GIVEN REQUEST:
Retype each entry below exactly as it stands.

───── SUPPLIED DATA

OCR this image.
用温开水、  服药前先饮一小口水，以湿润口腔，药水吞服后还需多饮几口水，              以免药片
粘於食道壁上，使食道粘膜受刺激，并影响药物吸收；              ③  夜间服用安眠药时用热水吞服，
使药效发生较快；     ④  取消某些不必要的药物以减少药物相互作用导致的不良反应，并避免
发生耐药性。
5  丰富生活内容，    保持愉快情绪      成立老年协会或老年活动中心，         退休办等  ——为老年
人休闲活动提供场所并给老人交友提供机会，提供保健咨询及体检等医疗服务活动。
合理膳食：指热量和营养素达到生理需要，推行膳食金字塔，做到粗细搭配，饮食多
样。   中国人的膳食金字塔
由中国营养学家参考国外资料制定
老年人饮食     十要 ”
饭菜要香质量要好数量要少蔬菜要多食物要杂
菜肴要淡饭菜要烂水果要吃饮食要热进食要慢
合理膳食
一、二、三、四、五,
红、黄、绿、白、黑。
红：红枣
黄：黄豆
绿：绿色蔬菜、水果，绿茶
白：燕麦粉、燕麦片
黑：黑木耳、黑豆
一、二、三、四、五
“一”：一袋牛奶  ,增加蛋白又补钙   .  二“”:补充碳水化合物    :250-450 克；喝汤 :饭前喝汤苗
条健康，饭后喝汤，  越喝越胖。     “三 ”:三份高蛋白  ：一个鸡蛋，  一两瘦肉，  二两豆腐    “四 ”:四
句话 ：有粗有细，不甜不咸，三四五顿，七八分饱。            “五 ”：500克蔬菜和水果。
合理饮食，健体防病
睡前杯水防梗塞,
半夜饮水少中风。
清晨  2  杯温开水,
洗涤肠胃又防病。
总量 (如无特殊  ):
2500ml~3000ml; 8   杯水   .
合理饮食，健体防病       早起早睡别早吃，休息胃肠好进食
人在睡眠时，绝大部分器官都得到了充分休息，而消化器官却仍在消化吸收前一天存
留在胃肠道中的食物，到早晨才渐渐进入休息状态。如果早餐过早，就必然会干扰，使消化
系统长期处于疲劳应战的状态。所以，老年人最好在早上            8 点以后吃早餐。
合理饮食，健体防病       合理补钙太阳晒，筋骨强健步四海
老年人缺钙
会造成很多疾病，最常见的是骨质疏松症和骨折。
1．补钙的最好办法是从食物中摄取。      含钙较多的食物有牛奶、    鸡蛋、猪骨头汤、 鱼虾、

──────────

SOLUTION FOR THIS EXERCISE:
OCR this image.
用温开水、  服药前先饮一小口水，以湿润口腔，药水吞服后还需多饮几口水，              以免药片
粘於食道壁上，使食道粘膜受刺激，并影响药物吸收；              ③  夜间服用安眠药时用热水吞服，
使药效发生较快；     ④  取消某些不必要的药物以减少药物相互作用导致的不良反应，并避免
发生耐药性。
5  丰富生活内容，    保持愉快情绪      成立老年协会或老年活动中心，         退休办等  ——为老年
人休闲活动提供场所并给老人交友提供机会，提供保健咨询及体检等医疗服务活动。
合理膳食：指热量和营养素达到生理需要，推行膳食金字塔，做到粗细搭配，饮食多
样。   中国人的膳食金字塔
由中国营养学家参考国外资料制定
老年人饮食     十要 ”
饭菜要香质量要好数量要少蔬菜要多食物要杂
菜肴要淡饭菜要烂水果要吃饮食要热进食要慢
合理膳食
一、二、三、四、五,
红、黄、绿、白、黑。
红：红枣
黄：黄豆
绿：绿色蔬菜、水果，绿茶
白：燕麦粉、燕麦片
黑：黑木耳、黑豆
一、二、三、四、五
“一”：一袋牛奶  ,增加蛋白又补钙   .  二“”:补充碳水化合物    :250-450 克；喝汤 :饭前喝汤苗
条健康，饭后喝汤，  越喝越胖。     “三 ”:三份高蛋白  ：一个鸡蛋，  一两瘦肉，  二两豆腐    “四 ”:四
句话 ：有粗有细，不甜不咸，三四五顿，七八分饱。            “五 ”：500克蔬菜和水果。
合理饮食，健体防病
睡前杯水防梗塞,
半夜饮水少中风。
清晨  2  杯温开水,
洗涤肠胃又防病。
总量 (如无特殊  ):
2500ml~3000ml; 8   杯水   .
合理饮食，健体防病       早起早睡别早吃，休息胃肠好进食
人在睡眠时，绝大部分器官都得到了充分休息，而消化器官却仍在消化吸收前一天存
留在胃肠道中的食物，到早晨才渐渐进入休息状态。如果早餐过早，就必然会干扰，使消化
系统长期处于疲劳应战的状态。所以，老年人最好在早上            8 点以后吃早餐。
合理饮食，健体防病       合理补钙太阳晒，筋骨强健步四海
老年人缺钙
会造成很多疾病，最常见的是骨质疏松症和骨折。
1．补钙的最好办法是从食物中摄取。      含钙较多的食物有牛奶、    鸡蛋、猪骨头汤、 鱼虾、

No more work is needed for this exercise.